* _Input_:
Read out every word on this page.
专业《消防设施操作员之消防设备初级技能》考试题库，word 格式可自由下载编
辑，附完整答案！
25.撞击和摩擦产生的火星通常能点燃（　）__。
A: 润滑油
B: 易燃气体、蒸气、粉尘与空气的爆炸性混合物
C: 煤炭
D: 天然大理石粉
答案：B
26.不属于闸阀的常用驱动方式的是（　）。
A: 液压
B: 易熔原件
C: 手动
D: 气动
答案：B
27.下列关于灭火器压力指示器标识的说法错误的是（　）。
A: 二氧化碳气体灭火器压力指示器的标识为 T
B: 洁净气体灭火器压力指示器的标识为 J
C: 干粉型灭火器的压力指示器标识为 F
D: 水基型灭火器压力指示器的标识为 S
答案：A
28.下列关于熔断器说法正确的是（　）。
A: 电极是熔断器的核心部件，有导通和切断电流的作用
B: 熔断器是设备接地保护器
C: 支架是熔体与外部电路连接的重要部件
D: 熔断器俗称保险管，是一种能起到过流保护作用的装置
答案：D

* _Objective_:
The records above are to be copied in full, exactly as written.

* _Output_:
Read out every word on this page.
专业《消防设施操作员之消防设备初级技能》考试题库，word 格式可自由下载编
辑，附完整答案！
25.撞击和摩擦产生的火星通常能点燃（　）__。
A: 润滑油
B: 易燃气体、蒸气、粉尘与空气的爆炸性混合物
C: 煤炭
D: 天然大理石粉
答案：B
26.不属于闸阀的常用驱动方式的是（　）。
A: 液压
B: 易熔原件
C: 手动
D: 气动
答案：B
27.下列关于灭火器压力指示器标识的说法错误的是（　）。
A: 二氧化碳气体灭火器压力指示器的标识为 T
B: 洁净气体灭火器压力指示器的标识为 J
C: 干粉型灭火器的压力指示器标识为 F
D: 水基型灭火器压力指示器的标识为 S
答案：A
28.下列关于熔断器说法正确的是（　）。
A: 电极是熔断器的核心部件，有导通和切断电流的作用
B: 熔断器是设备接地保护器
C: 支架是熔体与外部电路连接的重要部件
D: 熔断器俗称保险管，是一种能起到过流保护作用的装置
答案：D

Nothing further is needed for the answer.